[What to produce]: Locate the string "hovoru" in the listing below. Copy every line where it is found.

[Material for this exercise]:
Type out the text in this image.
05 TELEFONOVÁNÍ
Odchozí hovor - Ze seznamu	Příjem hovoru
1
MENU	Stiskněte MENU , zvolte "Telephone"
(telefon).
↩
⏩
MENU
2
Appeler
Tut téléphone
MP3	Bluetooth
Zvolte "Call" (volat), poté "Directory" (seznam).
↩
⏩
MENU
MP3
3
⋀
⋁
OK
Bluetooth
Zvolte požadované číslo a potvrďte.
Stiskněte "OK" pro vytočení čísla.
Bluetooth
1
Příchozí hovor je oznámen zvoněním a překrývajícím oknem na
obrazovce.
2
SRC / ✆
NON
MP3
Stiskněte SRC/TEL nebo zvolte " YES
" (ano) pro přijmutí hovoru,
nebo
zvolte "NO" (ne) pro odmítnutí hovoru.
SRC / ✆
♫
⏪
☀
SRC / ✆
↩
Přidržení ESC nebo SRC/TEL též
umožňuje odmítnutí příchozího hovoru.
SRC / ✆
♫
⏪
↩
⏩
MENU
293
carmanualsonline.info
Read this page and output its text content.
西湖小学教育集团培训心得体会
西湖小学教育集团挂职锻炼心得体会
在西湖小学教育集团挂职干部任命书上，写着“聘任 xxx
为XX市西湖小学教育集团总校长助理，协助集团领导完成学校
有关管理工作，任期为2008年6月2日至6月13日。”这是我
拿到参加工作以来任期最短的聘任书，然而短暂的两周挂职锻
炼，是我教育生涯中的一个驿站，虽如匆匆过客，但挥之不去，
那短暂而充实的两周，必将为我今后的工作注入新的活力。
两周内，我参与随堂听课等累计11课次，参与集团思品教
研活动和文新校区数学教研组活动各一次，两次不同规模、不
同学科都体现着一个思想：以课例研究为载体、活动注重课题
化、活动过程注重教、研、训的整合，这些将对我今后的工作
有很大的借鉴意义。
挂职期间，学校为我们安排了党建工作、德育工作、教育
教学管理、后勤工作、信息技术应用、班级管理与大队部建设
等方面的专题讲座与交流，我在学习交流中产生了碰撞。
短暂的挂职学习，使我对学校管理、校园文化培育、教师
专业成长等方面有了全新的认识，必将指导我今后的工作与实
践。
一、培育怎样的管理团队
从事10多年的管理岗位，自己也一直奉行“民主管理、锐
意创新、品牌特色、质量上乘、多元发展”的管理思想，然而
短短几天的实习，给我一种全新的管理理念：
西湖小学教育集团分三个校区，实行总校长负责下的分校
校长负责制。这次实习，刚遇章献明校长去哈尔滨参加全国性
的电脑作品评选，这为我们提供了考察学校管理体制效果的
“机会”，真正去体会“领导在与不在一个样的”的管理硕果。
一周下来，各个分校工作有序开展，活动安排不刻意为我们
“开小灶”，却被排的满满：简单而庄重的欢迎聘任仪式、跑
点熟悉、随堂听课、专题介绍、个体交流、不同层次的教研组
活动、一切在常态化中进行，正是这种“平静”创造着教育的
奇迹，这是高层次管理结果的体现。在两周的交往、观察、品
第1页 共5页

[Exercise response]:
Odchozí hovor - Ze seznamu	Příjem hovoru
" (ano) pro přijmutí hovoru,
zvolte "NO" (ne) pro odmítnutí hovoru.
umožňuje odmítnutí příchozího hovoru.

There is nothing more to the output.